___ Input rows ___

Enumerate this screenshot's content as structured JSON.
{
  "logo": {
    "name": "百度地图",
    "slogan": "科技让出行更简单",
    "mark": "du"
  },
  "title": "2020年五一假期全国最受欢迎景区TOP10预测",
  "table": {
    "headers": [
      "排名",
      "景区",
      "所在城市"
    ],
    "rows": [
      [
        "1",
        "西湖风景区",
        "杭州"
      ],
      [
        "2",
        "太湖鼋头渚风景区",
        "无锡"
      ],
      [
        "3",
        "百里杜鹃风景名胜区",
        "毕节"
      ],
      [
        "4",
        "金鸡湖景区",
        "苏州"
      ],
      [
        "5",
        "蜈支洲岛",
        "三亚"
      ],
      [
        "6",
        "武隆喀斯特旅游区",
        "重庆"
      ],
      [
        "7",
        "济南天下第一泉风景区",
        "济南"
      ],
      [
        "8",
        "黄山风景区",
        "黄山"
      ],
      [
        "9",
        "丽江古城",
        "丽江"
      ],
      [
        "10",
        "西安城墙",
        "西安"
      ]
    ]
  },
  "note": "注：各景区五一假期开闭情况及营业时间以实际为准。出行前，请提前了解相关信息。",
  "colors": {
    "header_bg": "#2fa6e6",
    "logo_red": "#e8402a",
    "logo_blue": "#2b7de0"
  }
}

___

Stated goal: Repeat every line of the data, exactly and in full.

Correct output:
Enumerate this screenshot's content as structured JSON.
{
  "logo": {
    "name": "百度地图",
    "slogan": "科技让出行更简单",
    "mark": "du"
  },
  "title": "2020年五一假期全国最受欢迎景区TOP10预测",
  "table": {
    "headers": [
      "排名",
      "景区",
      "所在城市"
    ],
    "rows": [
      [
        "1",
        "西湖风景区",
        "杭州"
      ],
      [
        "2",
        "太湖鼋头渚风景区",
        "无锡"
      ],
      [
        "3",
        "百里杜鹃风景名胜区",
        "毕节"
      ],
      [
        "4",
        "金鸡湖景区",
        "苏州"
      ],
      [
        "5",
        "蜈支洲岛",
        "三亚"
      ],
      [
        "6",
        "武隆喀斯特旅游区",
        "重庆"
      ],
      [
        "7",
        "济南天下第一泉风景区",
        "济南"
      ],
      [
        "8",
        "黄山风景区",
        "黄山"
      ],
      [
        "9",
        "丽江古城",
        "丽江"
      ],
      [
        "10",
        "西安城墙",
        "西安"
      ]
    ]
  },
  "note": "注：各景区五一假期开闭情况及营业时间以实际为准。出行前，请提前了解相关信息。",
  "colors": {
    "header_bg": "#2fa6e6",
    "logo_red": "#e8402a",
    "logo_blue": "#2b7de0"
  }
}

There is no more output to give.